Records from a data source
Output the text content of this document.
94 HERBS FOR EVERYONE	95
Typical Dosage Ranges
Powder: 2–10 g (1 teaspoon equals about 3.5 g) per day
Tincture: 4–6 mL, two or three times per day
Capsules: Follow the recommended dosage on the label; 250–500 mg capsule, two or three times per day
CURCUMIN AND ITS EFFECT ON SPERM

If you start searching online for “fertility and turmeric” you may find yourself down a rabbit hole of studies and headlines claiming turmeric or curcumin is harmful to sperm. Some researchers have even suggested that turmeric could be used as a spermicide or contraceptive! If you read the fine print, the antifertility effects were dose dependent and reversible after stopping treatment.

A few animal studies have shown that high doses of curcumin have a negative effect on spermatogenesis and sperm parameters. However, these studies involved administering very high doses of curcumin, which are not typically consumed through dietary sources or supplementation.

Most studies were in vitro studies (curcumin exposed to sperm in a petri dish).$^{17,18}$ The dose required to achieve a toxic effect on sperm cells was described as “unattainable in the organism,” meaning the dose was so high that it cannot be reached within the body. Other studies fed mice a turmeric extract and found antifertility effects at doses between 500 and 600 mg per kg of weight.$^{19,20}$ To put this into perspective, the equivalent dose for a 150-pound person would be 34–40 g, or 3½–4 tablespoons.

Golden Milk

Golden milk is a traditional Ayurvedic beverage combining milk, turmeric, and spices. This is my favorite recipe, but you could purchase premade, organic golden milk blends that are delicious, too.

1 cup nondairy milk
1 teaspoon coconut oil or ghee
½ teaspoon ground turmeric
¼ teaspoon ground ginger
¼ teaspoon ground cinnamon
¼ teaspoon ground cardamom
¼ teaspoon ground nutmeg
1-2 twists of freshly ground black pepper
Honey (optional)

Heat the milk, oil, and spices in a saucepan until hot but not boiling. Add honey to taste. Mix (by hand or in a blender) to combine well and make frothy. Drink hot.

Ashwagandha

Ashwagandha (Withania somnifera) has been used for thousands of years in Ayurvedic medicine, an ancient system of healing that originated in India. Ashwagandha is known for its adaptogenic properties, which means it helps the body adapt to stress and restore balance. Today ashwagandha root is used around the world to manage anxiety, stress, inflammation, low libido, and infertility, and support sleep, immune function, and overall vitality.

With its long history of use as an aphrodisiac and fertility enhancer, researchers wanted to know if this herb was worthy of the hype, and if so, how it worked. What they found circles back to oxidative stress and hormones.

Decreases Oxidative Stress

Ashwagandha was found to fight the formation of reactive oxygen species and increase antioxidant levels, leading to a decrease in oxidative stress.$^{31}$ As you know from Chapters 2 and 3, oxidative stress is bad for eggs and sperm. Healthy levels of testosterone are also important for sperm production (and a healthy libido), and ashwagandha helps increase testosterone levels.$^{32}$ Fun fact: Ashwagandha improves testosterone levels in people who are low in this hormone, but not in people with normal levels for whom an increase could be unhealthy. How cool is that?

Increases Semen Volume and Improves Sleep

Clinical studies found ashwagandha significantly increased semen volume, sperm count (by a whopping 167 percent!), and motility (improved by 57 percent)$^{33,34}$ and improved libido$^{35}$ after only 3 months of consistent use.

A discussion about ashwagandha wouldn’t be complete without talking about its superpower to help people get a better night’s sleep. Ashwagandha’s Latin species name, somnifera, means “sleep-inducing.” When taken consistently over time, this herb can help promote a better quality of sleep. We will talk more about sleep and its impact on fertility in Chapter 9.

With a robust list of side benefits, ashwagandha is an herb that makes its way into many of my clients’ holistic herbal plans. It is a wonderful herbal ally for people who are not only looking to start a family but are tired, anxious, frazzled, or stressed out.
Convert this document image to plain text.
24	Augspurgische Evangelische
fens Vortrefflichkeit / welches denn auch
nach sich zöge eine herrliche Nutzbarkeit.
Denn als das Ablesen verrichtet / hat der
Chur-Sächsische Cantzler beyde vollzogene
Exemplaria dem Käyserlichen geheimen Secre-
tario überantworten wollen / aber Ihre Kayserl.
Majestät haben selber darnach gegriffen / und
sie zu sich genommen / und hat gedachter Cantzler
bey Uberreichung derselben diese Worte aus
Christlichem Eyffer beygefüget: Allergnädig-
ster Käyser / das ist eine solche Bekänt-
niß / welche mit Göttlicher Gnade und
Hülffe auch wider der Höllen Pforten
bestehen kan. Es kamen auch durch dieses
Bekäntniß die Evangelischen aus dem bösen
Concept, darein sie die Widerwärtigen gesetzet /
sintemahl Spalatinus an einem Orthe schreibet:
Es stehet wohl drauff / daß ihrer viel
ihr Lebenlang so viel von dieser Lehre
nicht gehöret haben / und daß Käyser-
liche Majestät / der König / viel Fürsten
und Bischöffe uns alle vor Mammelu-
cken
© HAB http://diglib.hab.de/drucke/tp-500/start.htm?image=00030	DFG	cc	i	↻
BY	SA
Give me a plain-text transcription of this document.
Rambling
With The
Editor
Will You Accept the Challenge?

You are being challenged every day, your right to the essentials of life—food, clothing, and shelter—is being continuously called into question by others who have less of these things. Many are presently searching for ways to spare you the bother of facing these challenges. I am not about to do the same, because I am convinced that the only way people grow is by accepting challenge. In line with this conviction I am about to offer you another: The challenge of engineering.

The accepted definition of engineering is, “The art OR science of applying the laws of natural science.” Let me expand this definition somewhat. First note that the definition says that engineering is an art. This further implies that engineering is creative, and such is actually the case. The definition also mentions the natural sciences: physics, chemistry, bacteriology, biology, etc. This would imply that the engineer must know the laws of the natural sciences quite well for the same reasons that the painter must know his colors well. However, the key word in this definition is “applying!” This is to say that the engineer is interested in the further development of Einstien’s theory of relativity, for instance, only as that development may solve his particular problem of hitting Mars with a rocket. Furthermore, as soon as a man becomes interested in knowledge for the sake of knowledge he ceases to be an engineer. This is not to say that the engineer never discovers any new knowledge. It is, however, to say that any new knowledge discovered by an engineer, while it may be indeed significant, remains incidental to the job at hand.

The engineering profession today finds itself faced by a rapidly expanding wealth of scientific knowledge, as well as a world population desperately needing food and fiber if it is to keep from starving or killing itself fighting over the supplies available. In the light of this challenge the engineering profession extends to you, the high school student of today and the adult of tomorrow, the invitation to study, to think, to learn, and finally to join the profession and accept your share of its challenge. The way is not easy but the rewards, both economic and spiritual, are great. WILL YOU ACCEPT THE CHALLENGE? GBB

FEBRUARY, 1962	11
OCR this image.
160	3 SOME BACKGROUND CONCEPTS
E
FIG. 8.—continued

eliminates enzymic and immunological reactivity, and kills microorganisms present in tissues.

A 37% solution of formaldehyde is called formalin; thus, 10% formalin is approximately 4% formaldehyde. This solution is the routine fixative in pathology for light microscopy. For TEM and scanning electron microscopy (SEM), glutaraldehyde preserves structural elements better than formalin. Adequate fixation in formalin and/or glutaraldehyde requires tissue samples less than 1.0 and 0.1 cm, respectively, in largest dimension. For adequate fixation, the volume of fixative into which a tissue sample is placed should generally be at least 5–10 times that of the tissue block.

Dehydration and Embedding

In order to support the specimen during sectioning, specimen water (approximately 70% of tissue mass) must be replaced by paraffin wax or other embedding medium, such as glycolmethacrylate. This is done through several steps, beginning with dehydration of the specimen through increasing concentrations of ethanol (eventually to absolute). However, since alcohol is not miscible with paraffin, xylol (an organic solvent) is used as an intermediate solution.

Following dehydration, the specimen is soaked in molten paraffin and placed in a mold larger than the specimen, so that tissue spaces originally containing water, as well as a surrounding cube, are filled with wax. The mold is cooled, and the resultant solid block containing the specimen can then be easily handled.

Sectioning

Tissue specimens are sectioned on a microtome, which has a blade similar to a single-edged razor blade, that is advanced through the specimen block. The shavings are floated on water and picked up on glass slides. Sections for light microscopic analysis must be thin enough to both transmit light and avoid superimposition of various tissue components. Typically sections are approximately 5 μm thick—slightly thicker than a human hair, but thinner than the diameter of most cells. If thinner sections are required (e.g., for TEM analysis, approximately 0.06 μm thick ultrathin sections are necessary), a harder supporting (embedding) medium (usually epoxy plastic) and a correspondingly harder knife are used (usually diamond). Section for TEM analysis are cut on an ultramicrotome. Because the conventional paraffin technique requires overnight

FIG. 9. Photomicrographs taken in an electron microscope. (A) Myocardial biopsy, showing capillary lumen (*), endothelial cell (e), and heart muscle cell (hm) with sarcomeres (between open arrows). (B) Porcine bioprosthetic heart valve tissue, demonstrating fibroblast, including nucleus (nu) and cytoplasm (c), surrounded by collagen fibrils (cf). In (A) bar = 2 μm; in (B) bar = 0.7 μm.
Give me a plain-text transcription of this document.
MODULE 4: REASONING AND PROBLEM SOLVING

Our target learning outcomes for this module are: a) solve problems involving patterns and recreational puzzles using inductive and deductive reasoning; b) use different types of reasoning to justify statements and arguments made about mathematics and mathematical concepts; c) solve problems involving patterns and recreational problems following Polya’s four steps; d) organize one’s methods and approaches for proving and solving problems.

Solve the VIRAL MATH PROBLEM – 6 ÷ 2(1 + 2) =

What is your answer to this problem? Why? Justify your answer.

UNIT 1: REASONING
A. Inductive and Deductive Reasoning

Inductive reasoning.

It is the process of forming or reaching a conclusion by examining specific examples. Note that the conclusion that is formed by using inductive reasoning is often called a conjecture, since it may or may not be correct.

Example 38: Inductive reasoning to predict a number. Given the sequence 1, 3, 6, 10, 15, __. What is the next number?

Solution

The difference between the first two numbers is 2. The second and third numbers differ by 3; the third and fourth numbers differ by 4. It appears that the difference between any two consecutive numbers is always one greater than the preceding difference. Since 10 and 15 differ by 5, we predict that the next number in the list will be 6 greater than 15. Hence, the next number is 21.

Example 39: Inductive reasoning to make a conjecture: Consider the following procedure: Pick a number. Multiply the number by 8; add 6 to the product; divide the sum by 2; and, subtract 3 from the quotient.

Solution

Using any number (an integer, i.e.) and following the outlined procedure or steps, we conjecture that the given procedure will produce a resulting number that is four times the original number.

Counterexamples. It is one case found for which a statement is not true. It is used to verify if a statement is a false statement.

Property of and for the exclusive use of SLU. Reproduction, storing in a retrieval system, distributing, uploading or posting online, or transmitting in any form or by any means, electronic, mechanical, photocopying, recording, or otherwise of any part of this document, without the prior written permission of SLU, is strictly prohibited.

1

** What to produce **
Say how many lines in the data above contain the string "procedure", and give no other output.

** Result **
2